╭─ Passage shown
Let $b, y \in \R$ such that $b > 1$ and $y > 0$.

Then there exists a unique real $x \in \R$ such that $b^x = y$.


This $x$ is called the logarithm of $y$ to the base $b$.


Also see the definition of a (general) logarithm.


Proof

We start by establishing a lemma:

Lemma 1

Let $t \in \R$ be such that $t > 1$, and let $n \in \N$ be such that $n > \dfrac {b - 1} {t - 1}$.

Then $b^{\frac 1 n} < t$.

Proof of Lemma 1

Because $b > 1$, we have that $b^{\frac 1 n} > 1$.

From Sum of Geometric Progression and this observation, we find that:

$\displaystyle \frac {\left({b^{\frac 1 n} }\right)^n - 1} {b^{\frac 1 n} - 1} = \sum_{k \mathop = 0}^{n - 1} \left({ b^{\frac 1 n} }\right)^k > n$

Rewriting this inequality, we obtain:

$b - 1 > n \left({b^{\frac 1 n} - 1}\right)$

As $n > \dfrac {b - 1} {t - 1}$, this means that:

$t - 1 > b^{\frac 1 n} - 1$

We conclude that:

$b^{\frac 1 n} < t$

$\Box$


Now let $w \in \R$ be any number satisfying $b^w < y$.

Then $t = b^{-w} y > 1$, so we can apply the lemma 1.

It follows that for $n > \dfrac {b - 1} {t - 1}$:

$b^{\frac 1 n} < b^{-w} y$

and thus:

$b^{w + \frac 1 n} < y$

Similarly, when $b^w > y$ and $n > \dfrac {b - 1} {t - 1}$, we have:

$b^{w - \frac 1 n} > y$


Next, let $W = \left\{ {w \in \R: b^w < y }\right\}$.

Let $x = \sup W$. The following lemma helps us to verify existence of $x$.


Lemma 2

For any real number $z > 0$, we have $n \in \N$ such that:

$b^{-n} < z < b^n$

Proof of Lemma 2

Observe that, as $z > 0$, $b^{-n} < z$ whenever $b^n > \dfrac 1 z$.

Therefore, it suffices to show that there is an $n \in \N$ such that $b^n > z$ exists.


By Sum of Geometric Progression, we obtain for any $n \in \N$:

$\displaystyle \left({b - 1}\right) \sum_{k \mathop = 0}^{n - 1} b^k = b^n - 1$

As $b > 1$, we obtain:

$n \left({b - 1}\right) < b^n - 1$

This implies that any $n$ with $n \left({b - 1}\right) > z - 1$ has the desired property.

$\Box$


Lemma 2 shows that $x$ is the supremum of a non-empty set with an upper bound, and therefore it exists.
╰─
╭─ Records shown
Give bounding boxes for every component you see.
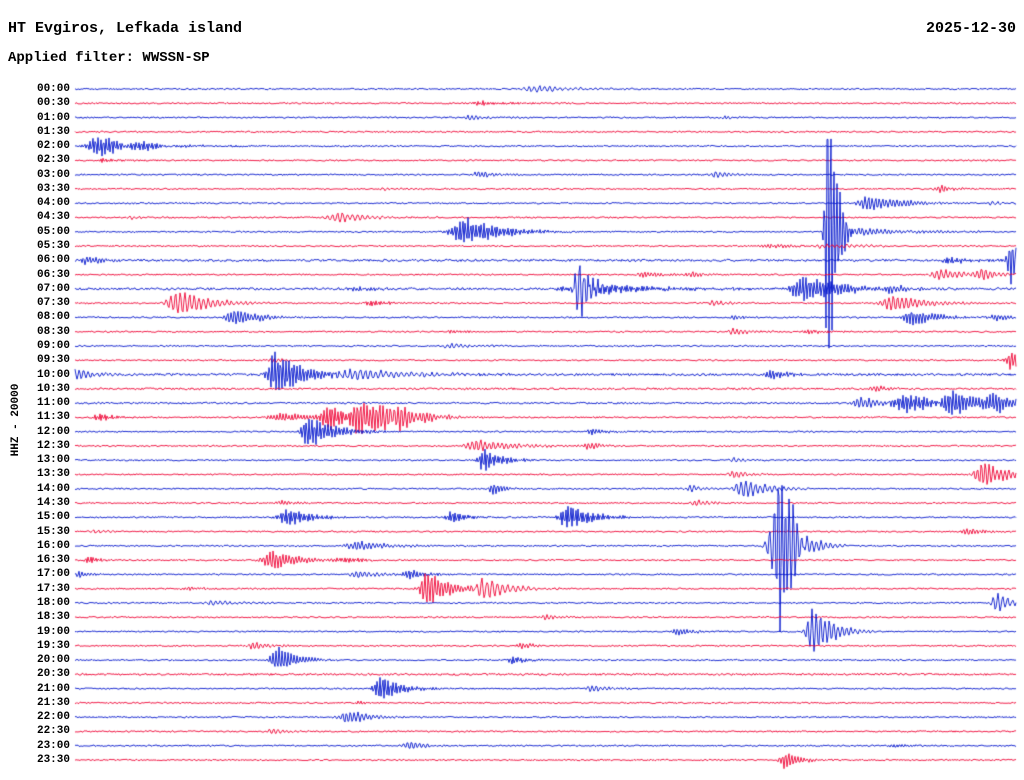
seismogram-traces-canvas [0, 0, 1024, 780]
helicorder-page: HT Evgiros, Lefkada island 2025-12-30 Ap… [0, 0, 1024, 780]
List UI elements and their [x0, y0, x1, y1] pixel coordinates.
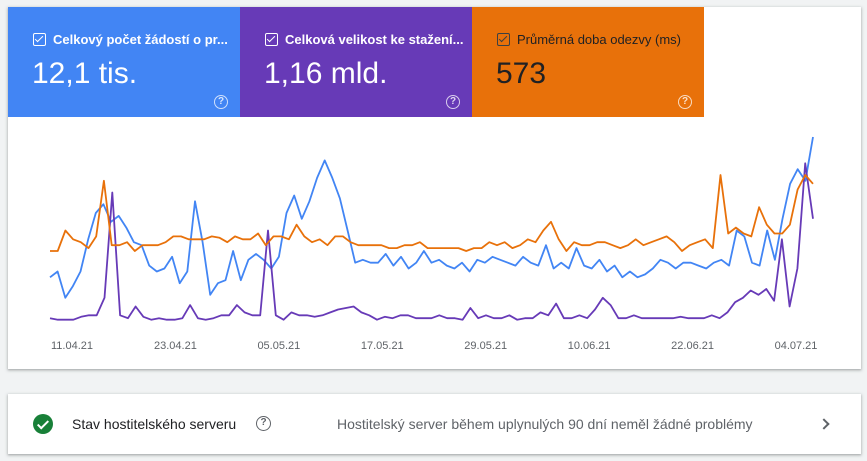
metric-label: Celkový počet žádostí o pr...	[53, 32, 228, 47]
series-line-1	[49, 136, 814, 299]
series-line-3	[50, 174, 814, 252]
metric-tiles: Celkový počet žádostí o pr... 12,1 tis. …	[8, 7, 704, 117]
metric-total-download-size[interactable]: Celková velikost ke stažení... 1,16 mld.…	[240, 7, 472, 117]
x-tick-label: 04.07.21	[775, 340, 818, 352]
metric-average-response-time[interactable]: Průměrná doba odezvy (ms) 573 ?	[472, 7, 704, 117]
metric-header: Průměrná doba odezvy (ms)	[497, 32, 681, 47]
x-tick-label: 23.04.21	[154, 340, 197, 352]
x-tick-label: 29.05.21	[464, 340, 507, 352]
x-tick-label: 22.06.21	[671, 340, 714, 352]
series-line-2	[49, 162, 814, 321]
help-icon[interactable]: ?	[256, 416, 271, 431]
help-icon[interactable]: ?	[214, 95, 228, 109]
metric-value: 573	[496, 57, 547, 90]
status-title: Stav hostitelského serveru	[72, 416, 237, 432]
metric-label: Celková velikost ke stažení...	[285, 32, 464, 47]
status-message: Hostitelský server během uplynulých 90 d…	[337, 416, 753, 432]
checkbox-checked-icon[interactable]	[497, 33, 510, 46]
checkbox-checked-icon[interactable]	[33, 33, 46, 46]
metric-value: 1,16 mld.	[264, 57, 388, 90]
check-circle-icon	[33, 414, 53, 434]
x-tick-label: 17.05.21	[361, 340, 404, 352]
help-icon[interactable]: ?	[678, 95, 692, 109]
x-tick-label: 10.06.21	[568, 340, 611, 352]
chevron-right-icon[interactable]	[818, 418, 830, 430]
metric-label: Průměrná doba odezvy (ms)	[517, 32, 682, 47]
crawl-stats-card: Celkový počet žádostí o pr... 12,1 tis. …	[8, 7, 861, 369]
x-tick-label: 05.05.21	[257, 340, 300, 352]
line-chart[interactable]: 11.04.21 23.04.21 05.05.21 17.05.21 29.05.21…	[8, 117, 861, 369]
metric-header: Celkový počet žádostí o pr...	[33, 32, 228, 47]
metric-value: 12,1 tis.	[32, 57, 138, 90]
x-tick-label: 11.04.21	[51, 340, 93, 352]
metric-total-requests[interactable]: Celkový počet žádostí o pr... 12,1 tis. …	[8, 7, 240, 117]
metric-header: Celková velikost ke stažení...	[265, 32, 463, 47]
host-status-row[interactable]: Stav hostitelského serveru ? Hostitelský…	[8, 394, 861, 454]
checkbox-checked-icon[interactable]	[265, 33, 278, 46]
help-icon[interactable]: ?	[446, 95, 460, 109]
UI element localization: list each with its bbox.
╰─
Task to carry out -
Answer from the logarithm proof:
1. What is the unique real x with b^x = y called?
2. In Lemma 1, what condition must n satisfy?
3. How is the set W defined?

Task response -
1. The logarithm of y to the base b.
2. n > (b − 1)/(t − 1).
3. W is the set of all real w such that b^w < y.